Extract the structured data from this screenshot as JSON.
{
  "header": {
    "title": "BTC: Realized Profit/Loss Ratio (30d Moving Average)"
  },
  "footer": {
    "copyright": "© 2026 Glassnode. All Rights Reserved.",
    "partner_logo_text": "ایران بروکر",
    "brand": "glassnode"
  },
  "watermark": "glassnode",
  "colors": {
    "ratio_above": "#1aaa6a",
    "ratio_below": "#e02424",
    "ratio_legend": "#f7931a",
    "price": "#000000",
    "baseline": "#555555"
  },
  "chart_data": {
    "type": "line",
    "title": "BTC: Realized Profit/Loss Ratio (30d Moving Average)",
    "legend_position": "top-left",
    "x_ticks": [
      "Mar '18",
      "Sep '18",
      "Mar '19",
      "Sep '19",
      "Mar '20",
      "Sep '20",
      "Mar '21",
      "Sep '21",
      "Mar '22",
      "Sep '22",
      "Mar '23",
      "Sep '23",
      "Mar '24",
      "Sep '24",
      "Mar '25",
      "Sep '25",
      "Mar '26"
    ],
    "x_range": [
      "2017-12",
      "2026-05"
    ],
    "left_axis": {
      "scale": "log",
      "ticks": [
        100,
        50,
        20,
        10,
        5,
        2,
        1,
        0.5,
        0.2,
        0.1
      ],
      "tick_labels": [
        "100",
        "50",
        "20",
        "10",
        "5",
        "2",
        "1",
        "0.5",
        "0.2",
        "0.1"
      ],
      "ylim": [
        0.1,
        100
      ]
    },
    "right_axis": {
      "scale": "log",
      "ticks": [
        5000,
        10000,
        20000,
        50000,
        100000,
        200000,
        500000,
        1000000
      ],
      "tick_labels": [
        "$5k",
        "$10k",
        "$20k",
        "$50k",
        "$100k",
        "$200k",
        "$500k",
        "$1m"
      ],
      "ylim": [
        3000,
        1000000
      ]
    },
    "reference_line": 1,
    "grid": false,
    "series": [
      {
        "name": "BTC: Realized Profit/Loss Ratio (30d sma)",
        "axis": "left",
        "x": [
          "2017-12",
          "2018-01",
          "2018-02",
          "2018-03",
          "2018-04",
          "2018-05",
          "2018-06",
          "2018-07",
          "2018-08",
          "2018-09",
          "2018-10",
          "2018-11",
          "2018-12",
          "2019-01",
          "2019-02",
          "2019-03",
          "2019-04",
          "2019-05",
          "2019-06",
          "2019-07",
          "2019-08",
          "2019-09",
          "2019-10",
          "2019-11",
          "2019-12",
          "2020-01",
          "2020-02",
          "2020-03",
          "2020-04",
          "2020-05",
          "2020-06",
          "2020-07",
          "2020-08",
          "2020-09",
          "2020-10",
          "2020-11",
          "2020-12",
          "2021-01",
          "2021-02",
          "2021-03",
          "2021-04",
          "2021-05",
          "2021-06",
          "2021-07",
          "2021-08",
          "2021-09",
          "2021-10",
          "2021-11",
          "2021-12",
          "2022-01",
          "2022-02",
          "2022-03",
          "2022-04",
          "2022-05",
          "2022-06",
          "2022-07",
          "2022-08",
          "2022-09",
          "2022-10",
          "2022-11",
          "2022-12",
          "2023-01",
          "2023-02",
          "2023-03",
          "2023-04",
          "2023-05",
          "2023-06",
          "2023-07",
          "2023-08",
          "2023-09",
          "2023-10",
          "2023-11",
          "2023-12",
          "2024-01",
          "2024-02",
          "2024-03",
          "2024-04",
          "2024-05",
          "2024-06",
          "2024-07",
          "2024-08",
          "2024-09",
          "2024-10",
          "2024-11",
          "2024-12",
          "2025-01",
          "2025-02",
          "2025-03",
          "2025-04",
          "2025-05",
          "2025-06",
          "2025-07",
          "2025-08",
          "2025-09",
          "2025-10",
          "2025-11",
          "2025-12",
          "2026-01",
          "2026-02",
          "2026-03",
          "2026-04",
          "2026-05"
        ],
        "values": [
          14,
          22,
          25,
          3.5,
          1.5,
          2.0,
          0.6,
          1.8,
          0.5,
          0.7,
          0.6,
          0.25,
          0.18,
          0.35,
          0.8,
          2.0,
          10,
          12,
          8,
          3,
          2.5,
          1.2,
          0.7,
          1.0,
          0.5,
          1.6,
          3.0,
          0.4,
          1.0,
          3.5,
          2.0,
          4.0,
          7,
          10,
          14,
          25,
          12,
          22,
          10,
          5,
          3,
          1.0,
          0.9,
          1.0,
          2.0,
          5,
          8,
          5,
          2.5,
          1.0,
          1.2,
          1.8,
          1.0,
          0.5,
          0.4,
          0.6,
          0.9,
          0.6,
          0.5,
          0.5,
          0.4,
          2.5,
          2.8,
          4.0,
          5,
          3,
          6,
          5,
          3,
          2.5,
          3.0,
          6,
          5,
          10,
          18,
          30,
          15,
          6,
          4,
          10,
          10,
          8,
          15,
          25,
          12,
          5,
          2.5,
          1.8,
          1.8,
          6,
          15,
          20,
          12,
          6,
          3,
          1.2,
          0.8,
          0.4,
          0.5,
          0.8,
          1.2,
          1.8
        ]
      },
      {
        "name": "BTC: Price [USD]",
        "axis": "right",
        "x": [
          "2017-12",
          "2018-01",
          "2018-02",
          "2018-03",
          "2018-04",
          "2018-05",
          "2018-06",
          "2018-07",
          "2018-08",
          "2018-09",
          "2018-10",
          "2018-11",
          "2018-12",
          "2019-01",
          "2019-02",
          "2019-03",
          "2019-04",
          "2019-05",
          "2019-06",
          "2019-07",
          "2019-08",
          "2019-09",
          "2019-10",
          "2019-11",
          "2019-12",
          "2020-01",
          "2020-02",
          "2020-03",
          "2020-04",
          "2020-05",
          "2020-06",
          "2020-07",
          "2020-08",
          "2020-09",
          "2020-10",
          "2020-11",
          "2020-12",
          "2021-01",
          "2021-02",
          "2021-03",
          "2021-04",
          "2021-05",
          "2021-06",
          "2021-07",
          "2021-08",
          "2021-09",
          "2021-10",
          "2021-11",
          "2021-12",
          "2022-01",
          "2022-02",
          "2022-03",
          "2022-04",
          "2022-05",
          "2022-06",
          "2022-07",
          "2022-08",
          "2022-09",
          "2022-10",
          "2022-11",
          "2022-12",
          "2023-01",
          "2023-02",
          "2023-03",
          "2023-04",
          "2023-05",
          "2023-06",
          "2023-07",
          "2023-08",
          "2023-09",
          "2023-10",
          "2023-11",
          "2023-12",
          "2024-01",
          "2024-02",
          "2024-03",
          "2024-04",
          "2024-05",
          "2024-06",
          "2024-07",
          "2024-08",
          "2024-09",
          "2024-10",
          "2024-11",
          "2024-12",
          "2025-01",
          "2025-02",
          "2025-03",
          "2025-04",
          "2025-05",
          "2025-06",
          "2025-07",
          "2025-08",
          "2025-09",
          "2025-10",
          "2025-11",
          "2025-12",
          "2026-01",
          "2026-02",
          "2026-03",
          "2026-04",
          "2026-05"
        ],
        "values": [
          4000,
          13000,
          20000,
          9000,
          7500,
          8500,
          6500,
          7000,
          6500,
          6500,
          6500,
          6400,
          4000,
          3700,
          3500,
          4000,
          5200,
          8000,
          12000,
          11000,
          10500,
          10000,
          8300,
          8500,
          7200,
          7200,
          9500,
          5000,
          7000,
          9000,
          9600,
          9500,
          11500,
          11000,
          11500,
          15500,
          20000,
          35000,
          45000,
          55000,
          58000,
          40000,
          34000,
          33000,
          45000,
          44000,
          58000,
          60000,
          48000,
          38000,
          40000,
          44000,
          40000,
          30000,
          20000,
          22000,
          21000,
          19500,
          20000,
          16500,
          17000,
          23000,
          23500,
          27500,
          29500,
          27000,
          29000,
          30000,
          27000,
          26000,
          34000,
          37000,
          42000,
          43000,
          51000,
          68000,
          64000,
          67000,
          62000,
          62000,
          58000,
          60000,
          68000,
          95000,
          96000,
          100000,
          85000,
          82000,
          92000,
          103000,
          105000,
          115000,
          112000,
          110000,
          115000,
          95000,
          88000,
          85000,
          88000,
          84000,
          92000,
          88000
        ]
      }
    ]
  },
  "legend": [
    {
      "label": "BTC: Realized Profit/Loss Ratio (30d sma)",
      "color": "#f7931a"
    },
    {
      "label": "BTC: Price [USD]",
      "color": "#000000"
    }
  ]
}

▸ Written instruction:
Read the entries and pick out all lines that include the word "Loss".

▸ Answer to the problem:
    "title": "BTC: Realized Profit/Loss Ratio (30d Moving Average)"
    "title": "BTC: Realized Profit/Loss Ratio (30d Moving Average)",
        "name": "BTC: Realized Profit/Loss Ratio (30d sma)",
      "label": "BTC: Realized Profit/Loss Ratio (30d sma)",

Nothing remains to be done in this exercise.